Travail à réaliser :: Rédigez la suite du texte sur les sociétés d’émulation, à partir de sa dernière phrase.

Texte retenu ::
◇ ◇ ◇
Penser, collecter, innover : la nature des recherches dans les sociétés d’émulation

16/09/2025

L’éclosion des sociétés d’émulation : contexte et esprit

Dès la fin du XVIII siècle, le paysage intellectuel de la France de l’Est – et notamment du Pays de Montbéliard – connaît un bouillonnement singulier. Les sociétés d’émulation prennent leur essor dans la lignée des Lumières, portées par la croyance que le progrès des connaissances et la diffusion des savoirs profiteront à toute la société. Ces associations privilégient une dynamique locale et collaborative, ouverte aux curieux, aux érudits, aux praticiens aussi bien qu’aux amateurs passionnés. À rebours des académies élitistes, elles s’investissent dans une recherche plurielle, ancrée dans le territoire, attentive aux innovations et à la transmission.
◇ ◇ ◇
Données recueillies ::
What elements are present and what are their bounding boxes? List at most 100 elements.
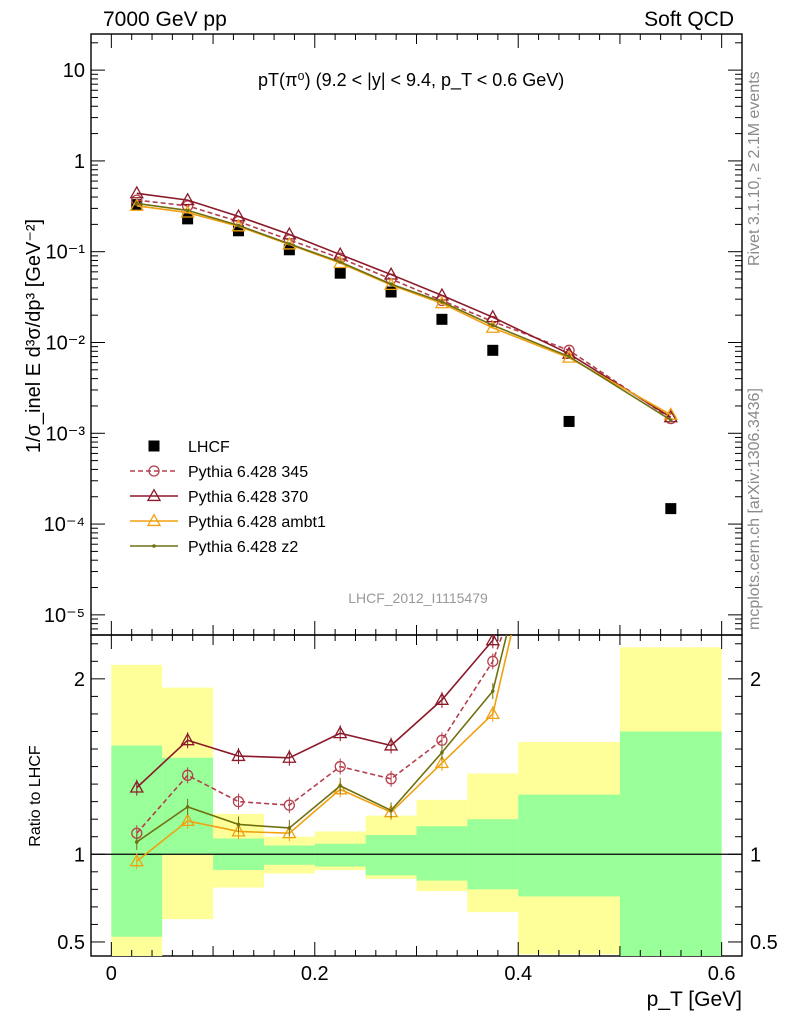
◇ ◇ ◇
Résultat obtenu ::
Au cœur de Montbéliard comme dans d’autres villes du Grand Est, ce sont des professeurs, des notables, des médecins, des industriels éclairés, des artisans chevronnés qui se réunissent pour échanger, documenter, expérimenter dans des domaines qui dépassent le strict savoir livresque. Mais quels champs et quels objets de recherche ont-ils véritablement explorés ?

Une mosaïque de centres d’intérêt : les grands domaines abordés

Loin d’une spécialisation figée, les sociétés d’émulation ont embrassé une diversité de sujets, reflets du dynamisme de leur époque. Plusieurs axes majeurs se dessinent, auxquels s’ajoutent autant de ramifications originales.

1. Sciences naturelles et inventaire du vivant

L’étude de la nature occupe une place centrale. Dans l’esprit encyclopédique du temps, ces sociétés multiplient les observations in situ et les collections. À Montbéliard, la Société d’Émulation, fondée en 1799, consacre nombre de ses séances aux herbiers, à la faune locale et à la géologie du Jura souabe.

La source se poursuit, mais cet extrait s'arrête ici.